**Aim**
Sift the material for lines containing "corr", and return them.

**Information given**
--- begin ---

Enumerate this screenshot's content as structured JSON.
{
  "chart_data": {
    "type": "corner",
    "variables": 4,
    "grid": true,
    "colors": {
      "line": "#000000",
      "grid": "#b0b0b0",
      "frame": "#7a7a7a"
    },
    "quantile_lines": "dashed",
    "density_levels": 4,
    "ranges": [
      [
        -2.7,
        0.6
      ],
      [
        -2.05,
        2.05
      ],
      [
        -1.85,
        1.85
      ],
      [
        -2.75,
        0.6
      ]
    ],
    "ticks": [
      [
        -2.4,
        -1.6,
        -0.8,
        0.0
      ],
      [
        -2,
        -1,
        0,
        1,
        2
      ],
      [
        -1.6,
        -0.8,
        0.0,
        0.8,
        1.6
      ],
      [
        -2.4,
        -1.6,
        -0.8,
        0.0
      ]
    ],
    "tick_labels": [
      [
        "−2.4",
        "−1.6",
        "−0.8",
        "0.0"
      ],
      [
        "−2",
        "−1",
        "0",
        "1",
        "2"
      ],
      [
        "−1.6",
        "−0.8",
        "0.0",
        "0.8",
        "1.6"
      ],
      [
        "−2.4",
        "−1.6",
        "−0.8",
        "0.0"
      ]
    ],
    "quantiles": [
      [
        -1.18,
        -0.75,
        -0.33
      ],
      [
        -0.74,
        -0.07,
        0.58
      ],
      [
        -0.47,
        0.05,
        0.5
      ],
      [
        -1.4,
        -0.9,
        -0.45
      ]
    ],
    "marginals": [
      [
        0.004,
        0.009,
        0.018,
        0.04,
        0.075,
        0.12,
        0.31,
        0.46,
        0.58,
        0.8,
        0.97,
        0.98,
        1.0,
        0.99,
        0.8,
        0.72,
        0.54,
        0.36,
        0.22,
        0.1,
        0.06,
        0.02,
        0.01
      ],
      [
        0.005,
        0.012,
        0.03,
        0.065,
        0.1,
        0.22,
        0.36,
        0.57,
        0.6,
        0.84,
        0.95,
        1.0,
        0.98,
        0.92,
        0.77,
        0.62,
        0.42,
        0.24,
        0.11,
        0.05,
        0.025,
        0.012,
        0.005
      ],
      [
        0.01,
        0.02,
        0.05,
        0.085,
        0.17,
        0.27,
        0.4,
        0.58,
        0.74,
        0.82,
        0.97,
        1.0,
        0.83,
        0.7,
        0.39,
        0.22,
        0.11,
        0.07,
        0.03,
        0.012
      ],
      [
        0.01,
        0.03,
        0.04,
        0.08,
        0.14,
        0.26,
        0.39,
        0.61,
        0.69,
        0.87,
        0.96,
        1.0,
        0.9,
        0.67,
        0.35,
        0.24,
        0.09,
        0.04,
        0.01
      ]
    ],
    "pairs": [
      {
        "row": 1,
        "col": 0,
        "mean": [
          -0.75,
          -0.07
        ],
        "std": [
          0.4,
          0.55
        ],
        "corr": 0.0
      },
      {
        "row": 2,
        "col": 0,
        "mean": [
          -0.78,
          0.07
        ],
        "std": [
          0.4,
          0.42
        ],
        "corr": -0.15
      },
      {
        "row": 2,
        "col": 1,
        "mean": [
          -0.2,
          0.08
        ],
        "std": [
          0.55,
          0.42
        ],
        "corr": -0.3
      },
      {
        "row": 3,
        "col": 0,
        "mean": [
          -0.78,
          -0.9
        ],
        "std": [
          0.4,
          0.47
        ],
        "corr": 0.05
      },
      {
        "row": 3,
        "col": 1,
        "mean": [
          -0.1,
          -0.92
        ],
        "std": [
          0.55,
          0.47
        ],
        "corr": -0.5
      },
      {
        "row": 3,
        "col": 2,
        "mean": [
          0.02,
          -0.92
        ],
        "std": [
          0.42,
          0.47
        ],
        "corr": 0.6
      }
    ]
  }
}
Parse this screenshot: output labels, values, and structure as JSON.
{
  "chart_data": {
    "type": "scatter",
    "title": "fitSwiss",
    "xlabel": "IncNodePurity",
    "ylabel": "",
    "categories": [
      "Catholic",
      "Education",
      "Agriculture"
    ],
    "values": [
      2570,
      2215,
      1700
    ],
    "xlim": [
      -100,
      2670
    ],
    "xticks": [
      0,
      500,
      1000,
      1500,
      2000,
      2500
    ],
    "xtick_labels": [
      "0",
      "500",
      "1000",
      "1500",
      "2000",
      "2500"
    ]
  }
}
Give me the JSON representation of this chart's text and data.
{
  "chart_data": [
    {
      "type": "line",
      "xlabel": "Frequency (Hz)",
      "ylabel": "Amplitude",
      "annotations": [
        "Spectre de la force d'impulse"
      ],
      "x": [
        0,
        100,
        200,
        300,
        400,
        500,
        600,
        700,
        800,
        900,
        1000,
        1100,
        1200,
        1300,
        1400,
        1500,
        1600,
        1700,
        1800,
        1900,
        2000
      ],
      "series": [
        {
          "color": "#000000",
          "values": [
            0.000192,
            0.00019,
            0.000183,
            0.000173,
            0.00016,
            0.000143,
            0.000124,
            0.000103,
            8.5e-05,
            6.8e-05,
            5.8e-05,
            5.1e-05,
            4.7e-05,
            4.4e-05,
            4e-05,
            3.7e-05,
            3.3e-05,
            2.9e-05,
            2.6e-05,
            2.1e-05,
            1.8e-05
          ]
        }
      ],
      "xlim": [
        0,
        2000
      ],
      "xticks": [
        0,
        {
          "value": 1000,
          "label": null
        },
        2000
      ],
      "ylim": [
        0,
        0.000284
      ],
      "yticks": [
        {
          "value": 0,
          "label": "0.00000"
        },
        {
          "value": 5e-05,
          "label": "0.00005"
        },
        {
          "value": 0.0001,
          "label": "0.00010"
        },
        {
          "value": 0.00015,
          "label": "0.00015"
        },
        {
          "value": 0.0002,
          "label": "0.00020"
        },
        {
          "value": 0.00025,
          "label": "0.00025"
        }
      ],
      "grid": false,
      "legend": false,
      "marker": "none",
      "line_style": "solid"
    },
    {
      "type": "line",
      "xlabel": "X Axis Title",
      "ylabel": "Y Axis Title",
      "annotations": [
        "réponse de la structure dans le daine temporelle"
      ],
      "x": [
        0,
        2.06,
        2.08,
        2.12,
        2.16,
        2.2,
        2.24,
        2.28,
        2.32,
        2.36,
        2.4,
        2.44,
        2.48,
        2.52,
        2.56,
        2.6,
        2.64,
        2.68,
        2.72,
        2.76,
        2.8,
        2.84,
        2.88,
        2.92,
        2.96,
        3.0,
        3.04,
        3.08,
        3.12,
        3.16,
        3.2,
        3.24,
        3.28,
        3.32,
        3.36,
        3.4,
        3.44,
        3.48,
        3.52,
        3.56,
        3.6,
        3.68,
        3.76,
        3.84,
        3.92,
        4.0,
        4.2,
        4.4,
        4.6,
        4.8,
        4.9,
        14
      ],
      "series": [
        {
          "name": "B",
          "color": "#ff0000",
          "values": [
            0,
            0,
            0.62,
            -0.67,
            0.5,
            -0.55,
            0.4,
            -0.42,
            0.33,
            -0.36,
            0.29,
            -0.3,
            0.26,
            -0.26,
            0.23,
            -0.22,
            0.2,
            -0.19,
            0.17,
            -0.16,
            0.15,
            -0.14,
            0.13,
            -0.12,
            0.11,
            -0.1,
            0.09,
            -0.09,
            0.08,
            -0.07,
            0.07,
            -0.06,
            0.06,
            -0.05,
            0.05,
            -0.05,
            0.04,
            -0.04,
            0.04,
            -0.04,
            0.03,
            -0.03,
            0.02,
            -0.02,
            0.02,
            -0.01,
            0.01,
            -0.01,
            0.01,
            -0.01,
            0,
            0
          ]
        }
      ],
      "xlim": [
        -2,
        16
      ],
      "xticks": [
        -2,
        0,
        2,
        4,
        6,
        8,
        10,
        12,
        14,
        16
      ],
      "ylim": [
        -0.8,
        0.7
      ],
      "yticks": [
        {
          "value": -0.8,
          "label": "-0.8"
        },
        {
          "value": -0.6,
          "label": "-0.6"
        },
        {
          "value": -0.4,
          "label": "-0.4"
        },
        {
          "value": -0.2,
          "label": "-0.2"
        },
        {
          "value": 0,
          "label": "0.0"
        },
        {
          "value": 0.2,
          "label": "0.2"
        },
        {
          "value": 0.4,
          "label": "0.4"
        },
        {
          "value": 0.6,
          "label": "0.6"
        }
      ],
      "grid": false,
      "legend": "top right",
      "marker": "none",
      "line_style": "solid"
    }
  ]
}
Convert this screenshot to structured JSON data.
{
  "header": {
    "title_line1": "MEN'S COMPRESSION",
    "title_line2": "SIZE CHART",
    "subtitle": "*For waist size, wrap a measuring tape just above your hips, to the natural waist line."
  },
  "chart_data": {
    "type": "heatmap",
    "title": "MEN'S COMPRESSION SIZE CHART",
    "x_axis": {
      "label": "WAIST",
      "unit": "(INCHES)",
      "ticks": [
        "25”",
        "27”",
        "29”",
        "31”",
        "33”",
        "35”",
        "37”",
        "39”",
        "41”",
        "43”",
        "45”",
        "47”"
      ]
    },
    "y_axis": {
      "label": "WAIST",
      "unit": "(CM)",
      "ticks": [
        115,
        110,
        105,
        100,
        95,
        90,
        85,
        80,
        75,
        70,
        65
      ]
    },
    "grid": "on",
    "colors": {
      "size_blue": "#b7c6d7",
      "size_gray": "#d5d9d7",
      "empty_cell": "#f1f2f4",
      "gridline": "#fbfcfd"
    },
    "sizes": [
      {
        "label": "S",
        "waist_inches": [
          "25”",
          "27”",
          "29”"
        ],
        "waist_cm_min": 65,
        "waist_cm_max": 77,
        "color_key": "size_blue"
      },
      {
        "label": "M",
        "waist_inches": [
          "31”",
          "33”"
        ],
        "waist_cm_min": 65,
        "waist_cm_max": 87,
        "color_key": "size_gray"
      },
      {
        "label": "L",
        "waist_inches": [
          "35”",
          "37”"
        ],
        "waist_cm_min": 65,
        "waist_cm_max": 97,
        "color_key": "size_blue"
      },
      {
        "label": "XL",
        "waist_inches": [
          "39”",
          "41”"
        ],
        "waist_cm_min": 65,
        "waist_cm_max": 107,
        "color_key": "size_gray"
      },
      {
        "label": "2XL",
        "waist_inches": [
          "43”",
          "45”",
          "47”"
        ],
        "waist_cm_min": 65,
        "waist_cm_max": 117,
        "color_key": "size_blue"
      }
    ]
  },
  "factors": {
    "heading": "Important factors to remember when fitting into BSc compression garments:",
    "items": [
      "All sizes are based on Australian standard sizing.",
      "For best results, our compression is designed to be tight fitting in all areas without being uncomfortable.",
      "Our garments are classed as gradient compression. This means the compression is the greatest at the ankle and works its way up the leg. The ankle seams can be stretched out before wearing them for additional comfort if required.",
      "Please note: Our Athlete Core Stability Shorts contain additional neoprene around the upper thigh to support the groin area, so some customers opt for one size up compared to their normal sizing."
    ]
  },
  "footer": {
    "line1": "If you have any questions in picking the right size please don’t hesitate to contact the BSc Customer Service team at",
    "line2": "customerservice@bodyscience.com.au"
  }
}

--- end ---

**Solution to the problem**
        "corr": 0.0
        "corr": -0.15
        "corr": -0.3
        "corr": 0.05
        "corr": -0.5
        "corr": 0.6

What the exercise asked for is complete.